→ Задание A
Верните без изменений строки записей, начиная с самой первой и заканчивая строкой, в которой есть «x-tick-label: May 23 — [360, 406, 400, 419]», включительно.

#### Предоставленный текст

Выбрать главу

4. "... и αὐτόπτης (очевидец), как это встречается у Андокида, и σὐνοπτον (хорошо видимое) и σύνοπτα (хорошо видимые)" (Поллукс. Ономастики··, II 58).

Послесловие

Публикуемая небольшая книжка ставит целью предложить читателю по возможности полную подборку материалов по знаменитому делу святотатцев в Афинах в 415 г. до н. э. Ранним летом этого года, в ночь накануне отплытия большой афинской эскадры в Сицилию, какими-то злоумышленниками были обезображены так называемые гермы — статуарные изображения чрезвычайно популярного в демократических Афинах бога Гермеса, во множестве стоявшие па площадях, па перекрестках дорог, напротив общественных зданий и в подворотнях частных домов. Начавшееся немедленно судебное расследование пе дало ничего определенного по делу с гермами, но параллельно обнаружилось другое преступление против религии — пародийное, шутовское справление мистерий, посвященных богиням Деметре и Коре, в домах некоторых частных лиц. Политические интриганы поспешили связать и то и другое с именем популярного политика и полководца Алкивиада, который был душой Сицилийского похода. Пресловутое дело об оскорблении святынь сокрушило карьеру Алкивиада, парализовало волю его сотоварищей по командованию экспедиционным корпусом, в конце концов привело к сокрушительному разгрому афинян в Сицилии и стало прелюдией к их окончательному поражению в долгой борьбе со Спартой (в так называемой Пелопоннесской войне 431-404 гг. до н. э.).

########

→ Задание B
С чьим именем, согласно предоставленному тексту, политические интриганы поспешили связать оба преступления против религии?

#### Набор записей

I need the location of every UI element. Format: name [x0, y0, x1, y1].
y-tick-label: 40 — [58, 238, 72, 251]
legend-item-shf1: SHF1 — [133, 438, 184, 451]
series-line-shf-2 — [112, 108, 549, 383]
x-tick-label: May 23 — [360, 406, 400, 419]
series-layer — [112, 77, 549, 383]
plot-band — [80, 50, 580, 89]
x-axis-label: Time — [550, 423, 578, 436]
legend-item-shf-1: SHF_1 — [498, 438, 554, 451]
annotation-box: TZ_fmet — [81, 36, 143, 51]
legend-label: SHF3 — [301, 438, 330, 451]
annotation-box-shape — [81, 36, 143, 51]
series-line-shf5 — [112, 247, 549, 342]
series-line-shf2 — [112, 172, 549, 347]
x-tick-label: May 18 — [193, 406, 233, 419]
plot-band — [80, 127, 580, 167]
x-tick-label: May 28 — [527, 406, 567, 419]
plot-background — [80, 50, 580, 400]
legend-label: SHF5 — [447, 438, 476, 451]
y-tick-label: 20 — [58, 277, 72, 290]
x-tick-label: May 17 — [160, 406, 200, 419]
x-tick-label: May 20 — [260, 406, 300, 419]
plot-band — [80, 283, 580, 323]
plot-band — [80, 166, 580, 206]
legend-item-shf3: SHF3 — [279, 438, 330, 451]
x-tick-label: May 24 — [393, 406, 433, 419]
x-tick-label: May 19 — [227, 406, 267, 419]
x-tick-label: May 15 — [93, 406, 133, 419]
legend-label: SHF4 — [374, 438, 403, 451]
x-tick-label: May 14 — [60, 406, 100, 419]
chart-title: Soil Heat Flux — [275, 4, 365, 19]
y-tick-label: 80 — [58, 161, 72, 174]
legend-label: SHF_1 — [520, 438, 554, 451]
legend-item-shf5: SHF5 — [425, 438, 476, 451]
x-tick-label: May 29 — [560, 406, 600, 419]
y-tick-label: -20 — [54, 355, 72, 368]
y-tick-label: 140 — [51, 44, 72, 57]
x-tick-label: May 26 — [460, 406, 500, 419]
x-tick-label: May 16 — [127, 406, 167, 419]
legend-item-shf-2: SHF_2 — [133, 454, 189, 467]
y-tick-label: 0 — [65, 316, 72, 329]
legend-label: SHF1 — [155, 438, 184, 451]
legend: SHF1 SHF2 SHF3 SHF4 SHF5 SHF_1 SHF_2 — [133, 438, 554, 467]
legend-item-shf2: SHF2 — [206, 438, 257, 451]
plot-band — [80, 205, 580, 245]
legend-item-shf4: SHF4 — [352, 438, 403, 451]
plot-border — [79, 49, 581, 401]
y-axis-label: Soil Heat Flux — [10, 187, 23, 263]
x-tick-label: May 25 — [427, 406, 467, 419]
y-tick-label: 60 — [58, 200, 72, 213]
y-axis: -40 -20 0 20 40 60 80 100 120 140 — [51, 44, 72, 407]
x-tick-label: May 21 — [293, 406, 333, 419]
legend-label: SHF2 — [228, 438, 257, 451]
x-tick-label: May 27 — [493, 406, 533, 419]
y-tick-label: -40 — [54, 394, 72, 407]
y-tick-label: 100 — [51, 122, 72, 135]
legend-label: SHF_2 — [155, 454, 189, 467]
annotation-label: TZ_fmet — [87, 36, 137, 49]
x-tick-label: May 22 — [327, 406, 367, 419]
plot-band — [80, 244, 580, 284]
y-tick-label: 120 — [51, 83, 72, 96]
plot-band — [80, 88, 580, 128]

########

→ Ожидаемый ответ A
I need the location of every UI element. Format: name [x0, y0, x1, y1].
y-tick-label: 40 — [58, 238, 72, 251]
legend-item-shf1: SHF1 — [133, 438, 184, 451]
series-line-shf-2 — [112, 108, 549, 383]
x-tick-label: May 23 — [360, 406, 400, 419]

→ Ожидаемый ответ B
С именем Алкивиада.